=== Data provided ===

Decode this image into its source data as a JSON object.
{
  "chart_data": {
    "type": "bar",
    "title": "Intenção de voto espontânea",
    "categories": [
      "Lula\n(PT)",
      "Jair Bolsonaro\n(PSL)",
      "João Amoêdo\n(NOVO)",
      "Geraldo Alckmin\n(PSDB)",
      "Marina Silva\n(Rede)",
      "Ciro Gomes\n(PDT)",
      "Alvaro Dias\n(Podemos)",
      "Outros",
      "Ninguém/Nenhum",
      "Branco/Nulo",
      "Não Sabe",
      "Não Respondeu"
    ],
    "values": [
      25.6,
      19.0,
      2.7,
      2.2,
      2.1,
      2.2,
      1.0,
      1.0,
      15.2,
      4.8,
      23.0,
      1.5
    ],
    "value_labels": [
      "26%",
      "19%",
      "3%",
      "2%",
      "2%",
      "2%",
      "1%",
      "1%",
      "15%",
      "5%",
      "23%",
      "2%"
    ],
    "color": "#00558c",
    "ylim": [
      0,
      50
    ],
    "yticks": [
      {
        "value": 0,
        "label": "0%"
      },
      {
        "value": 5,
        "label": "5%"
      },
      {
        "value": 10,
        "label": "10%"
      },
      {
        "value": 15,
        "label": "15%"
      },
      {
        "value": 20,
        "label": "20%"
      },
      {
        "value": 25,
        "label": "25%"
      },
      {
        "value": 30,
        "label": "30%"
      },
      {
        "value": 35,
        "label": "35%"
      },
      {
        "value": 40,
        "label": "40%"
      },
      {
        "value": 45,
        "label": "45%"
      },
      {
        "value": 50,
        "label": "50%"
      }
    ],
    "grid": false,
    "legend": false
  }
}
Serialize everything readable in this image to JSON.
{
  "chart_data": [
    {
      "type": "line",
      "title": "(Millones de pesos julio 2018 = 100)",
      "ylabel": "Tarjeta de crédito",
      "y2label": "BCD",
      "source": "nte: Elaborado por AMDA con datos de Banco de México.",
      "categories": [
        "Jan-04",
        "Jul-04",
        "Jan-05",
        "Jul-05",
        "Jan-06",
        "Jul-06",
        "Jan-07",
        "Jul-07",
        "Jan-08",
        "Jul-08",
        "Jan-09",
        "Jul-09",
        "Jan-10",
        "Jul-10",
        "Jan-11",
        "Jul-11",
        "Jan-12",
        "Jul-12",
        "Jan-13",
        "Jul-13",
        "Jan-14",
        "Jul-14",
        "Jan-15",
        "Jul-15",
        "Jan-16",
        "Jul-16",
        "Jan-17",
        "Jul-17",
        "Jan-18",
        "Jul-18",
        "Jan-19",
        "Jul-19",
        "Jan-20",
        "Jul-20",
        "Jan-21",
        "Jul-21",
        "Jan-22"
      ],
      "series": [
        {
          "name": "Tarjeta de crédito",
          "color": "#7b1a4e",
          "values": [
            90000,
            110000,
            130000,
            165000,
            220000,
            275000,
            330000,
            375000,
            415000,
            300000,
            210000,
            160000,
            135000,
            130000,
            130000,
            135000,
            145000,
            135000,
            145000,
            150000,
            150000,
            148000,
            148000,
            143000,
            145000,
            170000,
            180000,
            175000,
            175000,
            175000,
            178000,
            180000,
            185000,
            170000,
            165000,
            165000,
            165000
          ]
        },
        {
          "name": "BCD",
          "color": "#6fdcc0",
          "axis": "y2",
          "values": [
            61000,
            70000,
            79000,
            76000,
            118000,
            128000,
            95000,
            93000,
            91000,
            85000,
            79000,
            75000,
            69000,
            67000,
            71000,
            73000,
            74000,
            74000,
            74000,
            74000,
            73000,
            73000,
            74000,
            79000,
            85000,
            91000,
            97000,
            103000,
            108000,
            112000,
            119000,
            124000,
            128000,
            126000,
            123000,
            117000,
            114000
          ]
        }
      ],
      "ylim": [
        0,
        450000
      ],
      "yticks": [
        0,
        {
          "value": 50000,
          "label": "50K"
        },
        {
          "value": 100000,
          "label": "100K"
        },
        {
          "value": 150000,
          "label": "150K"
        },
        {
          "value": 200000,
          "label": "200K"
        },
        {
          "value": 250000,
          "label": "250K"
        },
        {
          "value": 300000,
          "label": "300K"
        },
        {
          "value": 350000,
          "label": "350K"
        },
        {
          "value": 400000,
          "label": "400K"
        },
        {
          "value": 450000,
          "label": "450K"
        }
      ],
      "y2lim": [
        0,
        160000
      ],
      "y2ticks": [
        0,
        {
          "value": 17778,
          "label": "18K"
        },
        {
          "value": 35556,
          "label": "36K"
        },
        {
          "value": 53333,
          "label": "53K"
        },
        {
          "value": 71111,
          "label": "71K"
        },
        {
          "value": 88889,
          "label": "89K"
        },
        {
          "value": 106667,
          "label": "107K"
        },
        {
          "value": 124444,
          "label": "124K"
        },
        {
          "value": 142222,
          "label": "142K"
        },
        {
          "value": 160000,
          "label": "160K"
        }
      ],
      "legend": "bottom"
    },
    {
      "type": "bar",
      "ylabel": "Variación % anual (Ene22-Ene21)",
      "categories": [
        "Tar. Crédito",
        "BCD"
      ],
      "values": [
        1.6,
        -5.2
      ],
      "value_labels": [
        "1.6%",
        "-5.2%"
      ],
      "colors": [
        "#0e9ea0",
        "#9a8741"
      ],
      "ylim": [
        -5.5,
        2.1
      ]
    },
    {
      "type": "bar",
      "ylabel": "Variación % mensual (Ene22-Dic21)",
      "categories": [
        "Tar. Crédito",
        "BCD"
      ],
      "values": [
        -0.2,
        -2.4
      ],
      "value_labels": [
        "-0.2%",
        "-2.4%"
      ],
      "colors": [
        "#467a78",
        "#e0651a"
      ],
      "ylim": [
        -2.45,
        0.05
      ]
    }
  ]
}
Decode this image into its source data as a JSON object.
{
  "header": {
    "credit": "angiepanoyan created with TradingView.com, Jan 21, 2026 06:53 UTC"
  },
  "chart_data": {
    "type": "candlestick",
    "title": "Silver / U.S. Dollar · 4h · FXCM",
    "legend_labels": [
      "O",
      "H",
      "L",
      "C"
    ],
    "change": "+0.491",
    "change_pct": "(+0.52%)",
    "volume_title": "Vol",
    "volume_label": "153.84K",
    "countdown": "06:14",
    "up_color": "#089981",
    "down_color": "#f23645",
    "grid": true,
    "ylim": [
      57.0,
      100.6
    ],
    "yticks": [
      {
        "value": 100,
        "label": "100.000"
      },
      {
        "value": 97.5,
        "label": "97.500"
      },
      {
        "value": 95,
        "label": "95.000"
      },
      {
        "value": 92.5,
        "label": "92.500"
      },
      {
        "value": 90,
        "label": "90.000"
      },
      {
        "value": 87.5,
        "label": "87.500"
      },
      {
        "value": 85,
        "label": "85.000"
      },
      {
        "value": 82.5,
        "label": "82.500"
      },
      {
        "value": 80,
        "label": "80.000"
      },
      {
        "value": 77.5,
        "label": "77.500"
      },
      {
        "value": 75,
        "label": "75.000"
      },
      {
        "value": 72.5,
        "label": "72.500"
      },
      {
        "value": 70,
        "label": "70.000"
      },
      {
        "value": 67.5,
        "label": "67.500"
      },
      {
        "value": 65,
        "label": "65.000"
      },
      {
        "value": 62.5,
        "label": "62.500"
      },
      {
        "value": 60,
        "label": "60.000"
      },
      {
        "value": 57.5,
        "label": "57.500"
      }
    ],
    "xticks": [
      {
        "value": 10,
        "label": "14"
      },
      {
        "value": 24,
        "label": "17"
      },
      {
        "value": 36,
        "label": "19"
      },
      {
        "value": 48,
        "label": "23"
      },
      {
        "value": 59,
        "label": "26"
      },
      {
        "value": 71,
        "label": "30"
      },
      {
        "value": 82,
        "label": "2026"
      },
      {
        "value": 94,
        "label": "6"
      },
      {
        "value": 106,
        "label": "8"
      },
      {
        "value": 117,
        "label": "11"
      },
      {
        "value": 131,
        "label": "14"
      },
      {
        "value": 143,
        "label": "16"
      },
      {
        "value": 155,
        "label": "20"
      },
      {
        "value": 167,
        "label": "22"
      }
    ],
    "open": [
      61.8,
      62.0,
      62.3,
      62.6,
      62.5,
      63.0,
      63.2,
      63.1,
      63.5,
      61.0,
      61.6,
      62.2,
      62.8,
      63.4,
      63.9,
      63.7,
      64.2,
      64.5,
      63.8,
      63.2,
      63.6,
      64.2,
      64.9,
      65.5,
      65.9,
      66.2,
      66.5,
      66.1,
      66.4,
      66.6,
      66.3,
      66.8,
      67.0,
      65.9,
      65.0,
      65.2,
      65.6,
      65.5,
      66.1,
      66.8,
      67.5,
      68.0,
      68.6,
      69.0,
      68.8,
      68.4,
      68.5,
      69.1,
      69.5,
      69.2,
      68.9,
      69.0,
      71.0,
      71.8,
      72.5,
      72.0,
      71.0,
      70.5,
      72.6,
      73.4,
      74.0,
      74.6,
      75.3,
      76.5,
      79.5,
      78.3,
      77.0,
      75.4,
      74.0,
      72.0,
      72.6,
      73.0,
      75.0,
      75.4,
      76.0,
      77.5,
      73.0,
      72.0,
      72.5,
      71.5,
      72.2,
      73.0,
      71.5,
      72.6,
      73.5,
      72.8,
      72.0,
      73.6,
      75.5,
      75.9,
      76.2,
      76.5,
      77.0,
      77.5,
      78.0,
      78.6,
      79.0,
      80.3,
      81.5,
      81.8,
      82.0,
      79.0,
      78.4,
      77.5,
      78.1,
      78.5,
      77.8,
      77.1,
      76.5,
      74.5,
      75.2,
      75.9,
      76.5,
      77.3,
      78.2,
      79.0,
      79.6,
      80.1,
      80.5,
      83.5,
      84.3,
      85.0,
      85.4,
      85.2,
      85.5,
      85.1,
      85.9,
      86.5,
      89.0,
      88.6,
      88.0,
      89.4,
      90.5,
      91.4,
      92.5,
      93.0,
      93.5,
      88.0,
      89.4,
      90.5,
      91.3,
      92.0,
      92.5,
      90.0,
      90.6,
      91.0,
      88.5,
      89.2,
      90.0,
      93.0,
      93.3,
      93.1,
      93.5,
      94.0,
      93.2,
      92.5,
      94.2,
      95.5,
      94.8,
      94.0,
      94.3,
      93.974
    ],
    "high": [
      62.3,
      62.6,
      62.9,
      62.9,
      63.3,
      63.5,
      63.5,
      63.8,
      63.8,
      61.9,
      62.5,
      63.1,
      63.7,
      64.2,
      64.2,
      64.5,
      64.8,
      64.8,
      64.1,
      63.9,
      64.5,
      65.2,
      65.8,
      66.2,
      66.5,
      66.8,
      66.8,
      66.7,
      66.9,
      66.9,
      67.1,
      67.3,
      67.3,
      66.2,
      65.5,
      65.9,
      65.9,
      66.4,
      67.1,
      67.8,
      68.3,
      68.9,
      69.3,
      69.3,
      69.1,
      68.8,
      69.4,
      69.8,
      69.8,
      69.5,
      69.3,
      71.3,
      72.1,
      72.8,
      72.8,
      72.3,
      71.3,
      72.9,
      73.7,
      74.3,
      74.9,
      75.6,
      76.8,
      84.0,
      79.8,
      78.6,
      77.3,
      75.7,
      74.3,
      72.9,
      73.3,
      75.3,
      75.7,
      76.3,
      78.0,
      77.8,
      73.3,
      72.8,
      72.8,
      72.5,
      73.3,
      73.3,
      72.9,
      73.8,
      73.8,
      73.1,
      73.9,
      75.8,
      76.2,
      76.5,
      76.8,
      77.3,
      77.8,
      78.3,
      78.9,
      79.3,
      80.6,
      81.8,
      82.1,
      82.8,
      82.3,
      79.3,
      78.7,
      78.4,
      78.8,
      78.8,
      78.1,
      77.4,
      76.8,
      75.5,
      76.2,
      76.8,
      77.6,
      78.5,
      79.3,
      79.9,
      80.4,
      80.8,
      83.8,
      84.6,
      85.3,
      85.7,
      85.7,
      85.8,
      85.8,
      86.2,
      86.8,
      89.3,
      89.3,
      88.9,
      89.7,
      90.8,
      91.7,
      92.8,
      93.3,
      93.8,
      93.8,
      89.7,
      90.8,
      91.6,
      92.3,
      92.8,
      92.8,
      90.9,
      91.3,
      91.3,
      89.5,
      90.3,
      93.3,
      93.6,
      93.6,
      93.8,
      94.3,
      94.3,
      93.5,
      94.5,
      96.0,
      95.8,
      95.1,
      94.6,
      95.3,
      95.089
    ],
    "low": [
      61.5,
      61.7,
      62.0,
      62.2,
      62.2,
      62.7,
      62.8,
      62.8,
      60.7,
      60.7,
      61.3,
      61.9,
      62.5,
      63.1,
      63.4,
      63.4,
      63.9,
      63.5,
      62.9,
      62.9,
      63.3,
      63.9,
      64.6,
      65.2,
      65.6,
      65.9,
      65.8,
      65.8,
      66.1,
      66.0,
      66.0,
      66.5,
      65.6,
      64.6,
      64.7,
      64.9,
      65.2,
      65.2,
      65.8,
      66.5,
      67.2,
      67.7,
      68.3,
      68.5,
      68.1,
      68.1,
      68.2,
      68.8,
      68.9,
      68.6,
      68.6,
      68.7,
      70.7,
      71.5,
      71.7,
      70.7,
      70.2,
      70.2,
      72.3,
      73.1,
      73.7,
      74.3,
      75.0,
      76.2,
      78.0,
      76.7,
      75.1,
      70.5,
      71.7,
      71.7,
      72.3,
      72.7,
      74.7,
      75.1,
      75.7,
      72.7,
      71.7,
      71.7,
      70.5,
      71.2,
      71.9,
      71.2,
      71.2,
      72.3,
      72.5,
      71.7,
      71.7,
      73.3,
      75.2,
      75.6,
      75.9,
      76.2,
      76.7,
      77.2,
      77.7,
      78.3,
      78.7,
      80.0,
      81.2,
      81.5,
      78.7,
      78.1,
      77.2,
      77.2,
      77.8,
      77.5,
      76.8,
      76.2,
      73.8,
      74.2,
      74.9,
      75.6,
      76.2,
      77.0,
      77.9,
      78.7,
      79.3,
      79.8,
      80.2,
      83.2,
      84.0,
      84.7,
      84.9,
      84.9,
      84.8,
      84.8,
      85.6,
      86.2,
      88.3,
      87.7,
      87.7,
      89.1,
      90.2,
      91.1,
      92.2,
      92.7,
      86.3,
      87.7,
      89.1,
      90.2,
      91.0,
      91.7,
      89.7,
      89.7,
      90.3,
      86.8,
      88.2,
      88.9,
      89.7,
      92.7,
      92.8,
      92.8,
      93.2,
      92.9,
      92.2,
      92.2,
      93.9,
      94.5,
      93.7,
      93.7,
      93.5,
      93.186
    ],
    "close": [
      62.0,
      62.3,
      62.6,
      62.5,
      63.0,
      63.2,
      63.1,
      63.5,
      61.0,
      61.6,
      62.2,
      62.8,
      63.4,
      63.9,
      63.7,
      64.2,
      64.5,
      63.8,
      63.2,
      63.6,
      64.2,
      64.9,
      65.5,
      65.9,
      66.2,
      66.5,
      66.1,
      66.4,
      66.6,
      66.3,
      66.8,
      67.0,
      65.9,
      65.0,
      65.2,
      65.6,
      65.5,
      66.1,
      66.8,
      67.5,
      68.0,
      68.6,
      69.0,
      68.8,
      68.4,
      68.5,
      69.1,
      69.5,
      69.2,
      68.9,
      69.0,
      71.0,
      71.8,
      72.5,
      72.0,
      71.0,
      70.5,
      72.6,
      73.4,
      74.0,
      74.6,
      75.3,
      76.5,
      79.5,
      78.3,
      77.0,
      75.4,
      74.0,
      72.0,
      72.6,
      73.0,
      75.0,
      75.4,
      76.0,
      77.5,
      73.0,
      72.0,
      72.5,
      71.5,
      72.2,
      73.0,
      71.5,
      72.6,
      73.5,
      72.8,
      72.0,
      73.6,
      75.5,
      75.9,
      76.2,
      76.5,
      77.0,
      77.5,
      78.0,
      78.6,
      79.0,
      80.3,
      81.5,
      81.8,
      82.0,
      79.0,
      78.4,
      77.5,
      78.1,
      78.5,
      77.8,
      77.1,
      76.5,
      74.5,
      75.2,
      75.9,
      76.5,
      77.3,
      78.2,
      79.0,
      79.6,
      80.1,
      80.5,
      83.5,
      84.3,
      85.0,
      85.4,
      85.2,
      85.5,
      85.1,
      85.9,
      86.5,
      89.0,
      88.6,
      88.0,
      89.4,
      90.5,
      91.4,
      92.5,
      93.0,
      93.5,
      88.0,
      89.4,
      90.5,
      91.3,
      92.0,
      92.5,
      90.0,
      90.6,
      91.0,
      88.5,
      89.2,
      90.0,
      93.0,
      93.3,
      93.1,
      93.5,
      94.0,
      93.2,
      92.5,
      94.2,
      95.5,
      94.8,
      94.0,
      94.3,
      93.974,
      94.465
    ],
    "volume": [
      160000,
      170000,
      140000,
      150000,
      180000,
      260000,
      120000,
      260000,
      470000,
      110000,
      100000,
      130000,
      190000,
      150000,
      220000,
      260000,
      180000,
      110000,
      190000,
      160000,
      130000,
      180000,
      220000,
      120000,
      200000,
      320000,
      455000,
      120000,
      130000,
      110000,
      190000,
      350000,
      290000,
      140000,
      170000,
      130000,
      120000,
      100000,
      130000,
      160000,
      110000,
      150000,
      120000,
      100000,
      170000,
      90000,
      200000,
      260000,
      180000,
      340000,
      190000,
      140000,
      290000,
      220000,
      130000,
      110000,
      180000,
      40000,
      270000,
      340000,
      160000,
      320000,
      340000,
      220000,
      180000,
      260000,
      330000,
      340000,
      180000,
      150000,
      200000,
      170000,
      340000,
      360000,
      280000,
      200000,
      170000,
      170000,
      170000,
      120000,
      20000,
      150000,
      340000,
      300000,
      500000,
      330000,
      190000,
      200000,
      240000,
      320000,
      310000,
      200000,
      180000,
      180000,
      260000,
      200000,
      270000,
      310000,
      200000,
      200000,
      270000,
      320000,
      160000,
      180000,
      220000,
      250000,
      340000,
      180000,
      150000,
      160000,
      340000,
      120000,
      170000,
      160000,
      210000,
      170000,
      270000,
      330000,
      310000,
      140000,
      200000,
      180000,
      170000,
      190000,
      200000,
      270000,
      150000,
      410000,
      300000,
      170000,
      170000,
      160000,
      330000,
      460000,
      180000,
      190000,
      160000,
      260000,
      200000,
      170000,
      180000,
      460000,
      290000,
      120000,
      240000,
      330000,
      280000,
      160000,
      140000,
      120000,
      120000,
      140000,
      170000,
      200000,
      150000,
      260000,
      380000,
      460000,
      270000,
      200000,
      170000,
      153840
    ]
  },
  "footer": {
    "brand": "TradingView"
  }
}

===

__Directions__
Lines containing the word "TradingView" are to be tallied; report only the total.

__Answer to the exercise__
2